• **EXERCISE**:
Transcribe every entry below word for word, but skip the pictures.

* BEGIN GIVEN RECORDS *

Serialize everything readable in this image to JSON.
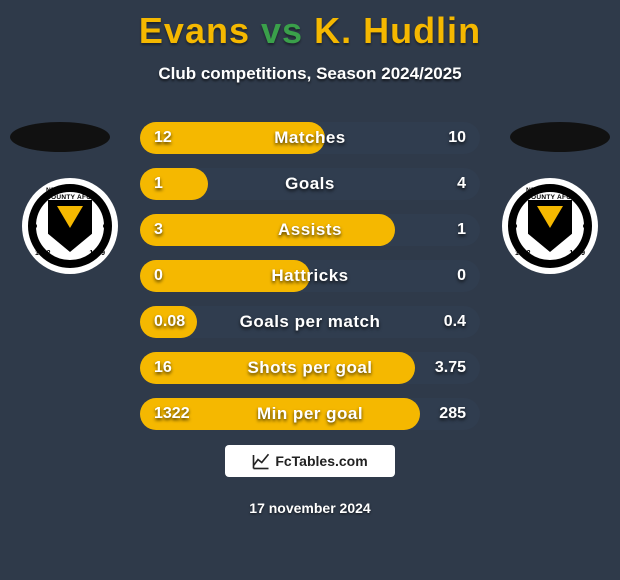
{
  "background_color": "#2f3a4a",
  "title": {
    "player1": "Evans",
    "vs": "vs",
    "player2": "K. Hudlin",
    "player1_color": "#f5b800",
    "vs_color": "#3aa04a",
    "player2_color": "#f5b800"
  },
  "subtitle": "Club competitions, Season 2024/2025",
  "shirts": {
    "left_color": "#111111",
    "right_color": "#111111"
  },
  "badges": {
    "left": {
      "top_text": "NEWPORT COUNTY AFC",
      "year_left": "1912",
      "year_right": "1989"
    },
    "right": {
      "top_text": "NEWPORT COUNTY AFC",
      "year_left": "1912",
      "year_right": "1989"
    }
  },
  "bars": {
    "track_color": "#303d4f",
    "fill_color": "#f5b800",
    "bar_radius": 16,
    "rows": [
      {
        "label": "Matches",
        "left": "12",
        "right": "10",
        "fill_pct": 54.5
      },
      {
        "label": "Goals",
        "left": "1",
        "right": "4",
        "fill_pct": 20.0
      },
      {
        "label": "Assists",
        "left": "3",
        "right": "1",
        "fill_pct": 75.0
      },
      {
        "label": "Hattricks",
        "left": "0",
        "right": "0",
        "fill_pct": 50.0
      },
      {
        "label": "Goals per match",
        "left": "0.08",
        "right": "0.4",
        "fill_pct": 16.7
      },
      {
        "label": "Shots per goal",
        "left": "16",
        "right": "3.75",
        "fill_pct": 81.0
      },
      {
        "label": "Min per goal",
        "left": "1322",
        "right": "285",
        "fill_pct": 82.3
      }
    ]
  },
  "footer": {
    "site": "FcTables.com",
    "date": "17 november 2024"
  }
}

* END GIVEN RECORDS *

• **OUTPUT**:
Serialize everything readable in this image to JSON.
{
  "background_color": "#2f3a4a",
  "title": {
    "player1": "Evans",
    "vs": "vs",
    "player2": "K. Hudlin",
    "player1_color": "#f5b800",
    "vs_color": "#3aa04a",
    "player2_color": "#f5b800"
  },
  "subtitle": "Club competitions, Season 2024/2025",
  "shirts": {
    "left_color": "#111111",
    "right_color": "#111111"
  },
  "badges": {
    "left": {
      "top_text": "NEWPORT COUNTY AFC",
      "year_left": "1912",
      "year_right": "1989"
    },
    "right": {
      "top_text": "NEWPORT COUNTY AFC",
      "year_left": "1912",
      "year_right": "1989"
    }
  },
  "bars": {
    "track_color": "#303d4f",
    "fill_color": "#f5b800",
    "bar_radius": 16,
    "rows": [
      {
        "label": "Matches",
        "left": "12",
        "right": "10",
        "fill_pct": 54.5
      },
      {
        "label": "Goals",
        "left": "1",
        "right": "4",
        "fill_pct": 20.0
      },
      {
        "label": "Assists",
        "left": "3",
        "right": "1",
        "fill_pct": 75.0
      },
      {
        "label": "Hattricks",
        "left": "0",
        "right": "0",
        "fill_pct": 50.0
      },
      {
        "label": "Goals per match",
        "left": "0.08",
        "right": "0.4",
        "fill_pct": 16.7
      },
      {
        "label": "Shots per goal",
        "left": "16",
        "right": "3.75",
        "fill_pct": 81.0
      },
      {
        "label": "Min per goal",
        "left": "1322",
        "right": "285",
        "fill_pct": 82.3
      }
    ]
  },
  "footer": {
    "site": "FcTables.com",
    "date": "17 november 2024"
  }
}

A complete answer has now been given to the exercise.